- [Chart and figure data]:
● ● ● ● ●

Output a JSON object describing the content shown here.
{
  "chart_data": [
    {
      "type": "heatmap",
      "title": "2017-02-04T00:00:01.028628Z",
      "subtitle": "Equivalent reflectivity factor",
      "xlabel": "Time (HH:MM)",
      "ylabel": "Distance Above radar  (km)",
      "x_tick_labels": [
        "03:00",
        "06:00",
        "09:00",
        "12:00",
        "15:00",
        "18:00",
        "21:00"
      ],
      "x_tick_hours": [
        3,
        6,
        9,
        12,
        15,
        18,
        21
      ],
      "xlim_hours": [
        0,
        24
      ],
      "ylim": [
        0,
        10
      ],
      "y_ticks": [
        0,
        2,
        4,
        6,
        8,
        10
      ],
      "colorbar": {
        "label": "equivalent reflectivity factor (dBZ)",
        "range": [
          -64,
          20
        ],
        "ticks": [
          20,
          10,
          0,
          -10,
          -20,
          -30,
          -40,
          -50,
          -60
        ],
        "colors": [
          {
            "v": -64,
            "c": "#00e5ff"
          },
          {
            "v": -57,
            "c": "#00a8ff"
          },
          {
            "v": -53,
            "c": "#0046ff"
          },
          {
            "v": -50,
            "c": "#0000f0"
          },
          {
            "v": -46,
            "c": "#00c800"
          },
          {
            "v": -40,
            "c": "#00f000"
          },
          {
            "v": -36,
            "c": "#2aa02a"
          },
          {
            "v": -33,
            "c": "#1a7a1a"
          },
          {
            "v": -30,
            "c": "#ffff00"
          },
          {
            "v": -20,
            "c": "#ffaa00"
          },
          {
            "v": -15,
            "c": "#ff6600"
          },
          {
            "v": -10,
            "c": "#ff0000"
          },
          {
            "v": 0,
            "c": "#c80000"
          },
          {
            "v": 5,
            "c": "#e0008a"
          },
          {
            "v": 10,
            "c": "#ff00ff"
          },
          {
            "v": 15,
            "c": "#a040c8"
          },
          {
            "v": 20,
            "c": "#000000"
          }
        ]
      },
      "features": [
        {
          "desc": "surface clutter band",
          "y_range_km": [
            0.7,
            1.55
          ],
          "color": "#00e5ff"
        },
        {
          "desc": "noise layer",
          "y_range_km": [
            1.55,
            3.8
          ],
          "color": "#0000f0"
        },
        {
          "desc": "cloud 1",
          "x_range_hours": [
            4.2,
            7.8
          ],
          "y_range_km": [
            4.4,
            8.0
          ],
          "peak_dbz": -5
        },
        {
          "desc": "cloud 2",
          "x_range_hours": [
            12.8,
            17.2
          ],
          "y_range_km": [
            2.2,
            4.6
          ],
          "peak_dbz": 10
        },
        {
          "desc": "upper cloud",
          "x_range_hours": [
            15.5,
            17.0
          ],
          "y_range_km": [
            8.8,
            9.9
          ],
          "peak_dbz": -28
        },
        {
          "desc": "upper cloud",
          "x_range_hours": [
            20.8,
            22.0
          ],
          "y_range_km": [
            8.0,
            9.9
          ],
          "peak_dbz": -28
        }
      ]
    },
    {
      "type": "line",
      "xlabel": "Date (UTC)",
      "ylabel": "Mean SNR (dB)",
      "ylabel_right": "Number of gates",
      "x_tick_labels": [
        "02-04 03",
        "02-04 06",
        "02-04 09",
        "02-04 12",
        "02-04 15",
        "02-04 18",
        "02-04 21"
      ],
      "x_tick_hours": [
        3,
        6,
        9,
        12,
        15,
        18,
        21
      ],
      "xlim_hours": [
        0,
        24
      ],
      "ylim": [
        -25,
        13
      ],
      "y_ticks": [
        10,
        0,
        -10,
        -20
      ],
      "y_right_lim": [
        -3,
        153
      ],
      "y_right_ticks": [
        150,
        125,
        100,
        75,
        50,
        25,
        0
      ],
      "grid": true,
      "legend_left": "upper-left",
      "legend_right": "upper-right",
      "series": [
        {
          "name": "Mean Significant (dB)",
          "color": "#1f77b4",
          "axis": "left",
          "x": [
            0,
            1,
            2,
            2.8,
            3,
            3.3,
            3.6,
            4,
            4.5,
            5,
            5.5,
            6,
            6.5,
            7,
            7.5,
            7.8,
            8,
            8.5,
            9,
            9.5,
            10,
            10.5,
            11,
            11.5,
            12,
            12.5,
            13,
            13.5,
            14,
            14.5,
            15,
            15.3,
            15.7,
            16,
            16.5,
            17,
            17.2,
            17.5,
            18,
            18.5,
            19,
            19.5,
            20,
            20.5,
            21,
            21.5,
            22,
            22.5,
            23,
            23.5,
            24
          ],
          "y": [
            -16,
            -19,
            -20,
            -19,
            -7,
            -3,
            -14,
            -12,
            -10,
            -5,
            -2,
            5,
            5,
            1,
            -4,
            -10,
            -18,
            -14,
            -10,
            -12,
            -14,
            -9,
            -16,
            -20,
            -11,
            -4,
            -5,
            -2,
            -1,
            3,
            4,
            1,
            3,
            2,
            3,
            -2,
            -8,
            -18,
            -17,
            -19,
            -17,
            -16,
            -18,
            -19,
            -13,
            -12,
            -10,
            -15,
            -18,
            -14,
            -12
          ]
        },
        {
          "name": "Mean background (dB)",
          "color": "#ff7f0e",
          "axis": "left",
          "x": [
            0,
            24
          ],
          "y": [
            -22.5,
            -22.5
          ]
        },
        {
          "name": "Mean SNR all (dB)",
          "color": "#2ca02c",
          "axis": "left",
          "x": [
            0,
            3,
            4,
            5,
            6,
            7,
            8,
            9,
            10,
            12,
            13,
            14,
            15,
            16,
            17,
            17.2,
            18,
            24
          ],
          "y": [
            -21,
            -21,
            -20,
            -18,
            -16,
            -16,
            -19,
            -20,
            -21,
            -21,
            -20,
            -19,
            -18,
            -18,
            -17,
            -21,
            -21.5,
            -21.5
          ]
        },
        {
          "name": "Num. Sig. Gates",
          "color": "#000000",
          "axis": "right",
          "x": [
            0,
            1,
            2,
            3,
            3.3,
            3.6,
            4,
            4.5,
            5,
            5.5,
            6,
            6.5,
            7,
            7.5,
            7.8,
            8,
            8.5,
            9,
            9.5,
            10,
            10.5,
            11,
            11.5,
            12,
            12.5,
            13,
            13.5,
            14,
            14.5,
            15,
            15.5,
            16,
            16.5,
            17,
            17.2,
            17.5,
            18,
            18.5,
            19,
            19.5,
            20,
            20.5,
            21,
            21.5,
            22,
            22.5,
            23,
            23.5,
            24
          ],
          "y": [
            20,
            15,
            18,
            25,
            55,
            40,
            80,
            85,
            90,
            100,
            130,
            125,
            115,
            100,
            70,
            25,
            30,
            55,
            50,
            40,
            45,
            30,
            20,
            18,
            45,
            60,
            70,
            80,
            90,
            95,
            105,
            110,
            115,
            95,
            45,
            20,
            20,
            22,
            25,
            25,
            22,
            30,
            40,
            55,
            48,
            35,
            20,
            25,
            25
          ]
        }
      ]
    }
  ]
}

● ● ● ● ●

- [EXERCISE OBJECTIVE]:
Type out all of the material again, word for word.

- [EXERCISE ANSWER]:
Output a JSON object describing the content shown here.
{
  "chart_data": [
    {
      "type": "heatmap",
      "title": "2017-02-04T00:00:01.028628Z",
      "subtitle": "Equivalent reflectivity factor",
      "xlabel": "Time (HH:MM)",
      "ylabel": "Distance Above radar  (km)",
      "x_tick_labels": [
        "03:00",
        "06:00",
        "09:00",
        "12:00",
        "15:00",
        "18:00",
        "21:00"
      ],
      "x_tick_hours": [
        3,
        6,
        9,
        12,
        15,
        18,
        21
      ],
      "xlim_hours": [
        0,
        24
      ],
      "ylim": [
        0,
        10
      ],
      "y_ticks": [
        0,
        2,
        4,
        6,
        8,
        10
      ],
      "colorbar": {
        "label": "equivalent reflectivity factor (dBZ)",
        "range": [
          -64,
          20
        ],
        "ticks": [
          20,
          10,
          0,
          -10,
          -20,
          -30,
          -40,
          -50,
          -60
        ],
        "colors": [
          {
            "v": -64,
            "c": "#00e5ff"
          },
          {
            "v": -57,
            "c": "#00a8ff"
          },
          {
            "v": -53,
            "c": "#0046ff"
          },
          {
            "v": -50,
            "c": "#0000f0"
          },
          {
            "v": -46,
            "c": "#00c800"
          },
          {
            "v": -40,
            "c": "#00f000"
          },
          {
            "v": -36,
            "c": "#2aa02a"
          },
          {
            "v": -33,
            "c": "#1a7a1a"
          },
          {
            "v": -30,
            "c": "#ffff00"
          },
          {
            "v": -20,
            "c": "#ffaa00"
          },
          {
            "v": -15,
            "c": "#ff6600"
          },
          {
            "v": -10,
            "c": "#ff0000"
          },
          {
            "v": 0,
            "c": "#c80000"
          },
          {
            "v": 5,
            "c": "#e0008a"
          },
          {
            "v": 10,
            "c": "#ff00ff"
          },
          {
            "v": 15,
            "c": "#a040c8"
          },
          {
            "v": 20,
            "c": "#000000"
          }
        ]
      },
      "features": [
        {
          "desc": "surface clutter band",
          "y_range_km": [
            0.7,
            1.55
          ],
          "color": "#00e5ff"
        },
        {
          "desc": "noise layer",
          "y_range_km": [
            1.55,
            3.8
          ],
          "color": "#0000f0"
        },
        {
          "desc": "cloud 1",
          "x_range_hours": [
            4.2,
            7.8
          ],
          "y_range_km": [
            4.4,
            8.0
          ],
          "peak_dbz": -5
        },
        {
          "desc": "cloud 2",
          "x_range_hours": [
            12.8,
            17.2
          ],
          "y_range_km": [
            2.2,
            4.6
          ],
          "peak_dbz": 10
        },
        {
          "desc": "upper cloud",
          "x_range_hours": [
            15.5,
            17.0
          ],
          "y_range_km": [
            8.8,
            9.9
          ],
          "peak_dbz": -28
        },
        {
          "desc": "upper cloud",
          "x_range_hours": [
            20.8,
            22.0
          ],
          "y_range_km": [
            8.0,
            9.9
          ],
          "peak_dbz": -28
        }
      ]
    },
    {
      "type": "line",
      "xlabel": "Date (UTC)",
      "ylabel": "Mean SNR (dB)",
      "ylabel_right": "Number of gates",
      "x_tick_labels": [
        "02-04 03",
        "02-04 06",
        "02-04 09",
        "02-04 12",
        "02-04 15",
        "02-04 18",
        "02-04 21"
      ],
      "x_tick_hours": [
        3,
        6,
        9,
        12,
        15,
        18,
        21
      ],
      "xlim_hours": [
        0,
        24
      ],
      "ylim": [
        -25,
        13
      ],
      "y_ticks": [
        10,
        0,
        -10,
        -20
      ],
      "y_right_lim": [
        -3,
        153
      ],
      "y_right_ticks": [
        150,
        125,
        100,
        75,
        50,
        25,
        0
      ],
      "grid": true,
      "legend_left": "upper-left",
      "legend_right": "upper-right",
      "series": [
        {
          "name": "Mean Significant (dB)",
          "color": "#1f77b4",
          "axis": "left",
          "x": [
            0,
            1,
            2,
            2.8,
            3,
            3.3,
            3.6,
            4,
            4.5,
            5,
            5.5,
            6,
            6.5,
            7,
            7.5,
            7.8,
            8,
            8.5,
            9,
            9.5,
            10,
            10.5,
            11,
            11.5,
            12,
            12.5,
            13,
            13.5,
            14,
            14.5,
            15,
            15.3,
            15.7,
            16,
            16.5,
            17,
            17.2,
            17.5,
            18,
            18.5,
            19,
            19.5,
            20,
            20.5,
            21,
            21.5,
            22,
            22.5,
            23,
            23.5,
            24
          ],
          "y": [
            -16,
            -19,
            -20,
            -19,
            -7,
            -3,
            -14,
            -12,
            -10,
            -5,
            -2,
            5,
            5,
            1,
            -4,
            -10,
            -18,
            -14,
            -10,
            -12,
            -14,
            -9,
            -16,
            -20,
            -11,
            -4,
            -5,
            -2,
            -1,
            3,
            4,
            1,
            3,
            2,
            3,
            -2,
            -8,
            -18,
            -17,
            -19,
            -17,
            -16,
            -18,
            -19,
            -13,
            -12,
            -10,
            -15,
            -18,
            -14,
            -12
          ]
        },
        {
          "name": "Mean background (dB)",
          "color": "#ff7f0e",
          "axis": "left",
          "x": [
            0,
            24
          ],
          "y": [
            -22.5,
            -22.5
          ]
        },
        {
          "name": "Mean SNR all (dB)",
          "color": "#2ca02c",
          "axis": "left",
          "x": [
            0,
            3,
            4,
            5,
            6,
            7,
            8,
            9,
            10,
            12,
            13,
            14,
            15,
            16,
            17,
            17.2,
            18,
            24
          ],
          "y": [
            -21,
            -21,
            -20,
            -18,
            -16,
            -16,
            -19,
            -20,
            -21,
            -21,
            -20,
            -19,
            -18,
            -18,
            -17,
            -21,
            -21.5,
            -21.5
          ]
        },
        {
          "name": "Num. Sig. Gates",
          "color": "#000000",
          "axis": "right",
          "x": [
            0,
            1,
            2,
            3,
            3.3,
            3.6,
            4,
            4.5,
            5,
            5.5,
            6,
            6.5,
            7,
            7.5,
            7.8,
            8,
            8.5,
            9,
            9.5,
            10,
            10.5,
            11,
            11.5,
            12,
            12.5,
            13,
            13.5,
            14,
            14.5,
            15,
            15.5,
            16,
            16.5,
            17,
            17.2,
            17.5,
            18,
            18.5,
            19,
            19.5,
            20,
            20.5,
            21,
            21.5,
            22,
            22.5,
            23,
            23.5,
            24
          ],
          "y": [
            20,
            15,
            18,
            25,
            55,
            40,
            80,
            85,
            90,
            100,
            130,
            125,
            115,
            100,
            70,
            25,
            30,
            55,
            50,
            40,
            45,
            30,
            20,
            18,
            45,
            60,
            70,
            80,
            90,
            95,
            105,
            110,
            115,
            95,
            45,
            20,
            20,
            22,
            25,
            25,
            22,
            30,
            40,
            55,
            48,
            35,
            20,
            25,
            25
          ]
        }
      ]
    }
  ]
}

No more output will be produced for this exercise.